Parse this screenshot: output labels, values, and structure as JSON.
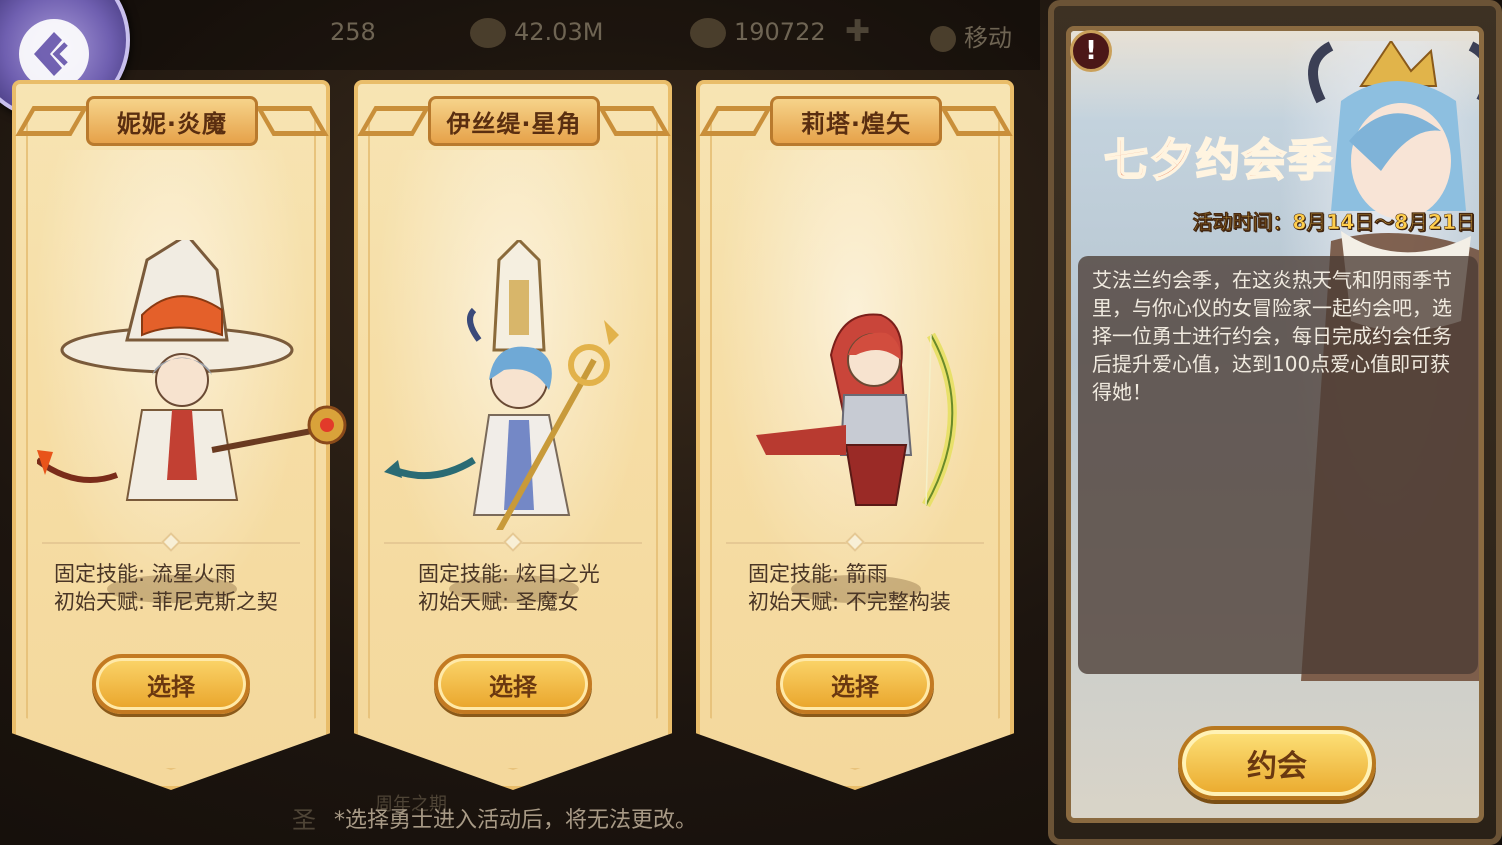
{
  "topbar": {
    "resources": [
      "258",
      "42.03M",
      "190722"
    ],
    "move_label": "移动"
  },
  "background": {
    "label_anniversary": "周年之期",
    "label_side": "圣"
  },
  "heroes": [
    {
      "name": "妮妮·炎魔",
      "skill_label": "固定技能:",
      "skill": "流星火雨",
      "talent_label": "初始天赋:",
      "talent": "菲尼克斯之契",
      "button": "选择"
    },
    {
      "name": "伊丝缇·星角",
      "skill_label": "固定技能:",
      "skill": "炫目之光",
      "talent_label": "初始天赋:",
      "talent": "圣魔女",
      "button": "选择"
    },
    {
      "name": "莉塔·煌矢",
      "skill_label": "固定技能:",
      "skill": "箭雨",
      "talent_label": "初始天赋:",
      "talent": "不完整构装",
      "button": "选择"
    }
  ],
  "notice": "*选择勇士进入活动后，将无法更改。",
  "event": {
    "title": "七夕约会季",
    "time": "活动时间：8月14日～8月21日",
    "description": "艾法兰约会季，在这炎热天气和阴雨季节里，与你心仪的女冒险家一起约会吧，选择一位勇士进行约会，每日完成约会任务后提升爱心值，达到100点爱心值即可获得她！",
    "button": "约会",
    "warning_icon": "!"
  }
}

● Directive:
Exclude the images and reproduce the remaining data exactly.

● Exercise result:
Parse this screenshot: output labels, values, and structure as JSON.
{
  "topbar": {
    "resources": [
      "258",
      "42.03M",
      "190722"
    ],
    "move_label": "移动"
  },
  "background": {
    "label_anniversary": "周年之期",
    "label_side": "圣"
  },
  "heroes": [
    {
      "name": "妮妮·炎魔",
      "skill_label": "固定技能:",
      "skill": "流星火雨",
      "talent_label": "初始天赋:",
      "talent": "菲尼克斯之契",
      "button": "选择"
    },
    {
      "name": "伊丝缇·星角",
      "skill_label": "固定技能:",
      "skill": "炫目之光",
      "talent_label": "初始天赋:",
      "talent": "圣魔女",
      "button": "选择"
    },
    {
      "name": "莉塔·煌矢",
      "skill_label": "固定技能:",
      "skill": "箭雨",
      "talent_label": "初始天赋:",
      "talent": "不完整构装",
      "button": "选择"
    }
  ],
  "notice": "*选择勇士进入活动后，将无法更改。",
  "event": {
    "title": "七夕约会季",
    "time": "活动时间：8月14日～8月21日",
    "description": "艾法兰约会季，在这炎热天气和阴雨季节里，与你心仪的女冒险家一起约会吧，选择一位勇士进行约会，每日完成约会任务后提升爱心值，达到100点爱心值即可获得她！",
    "button": "约会",
    "warning_icon": "!"
  }
}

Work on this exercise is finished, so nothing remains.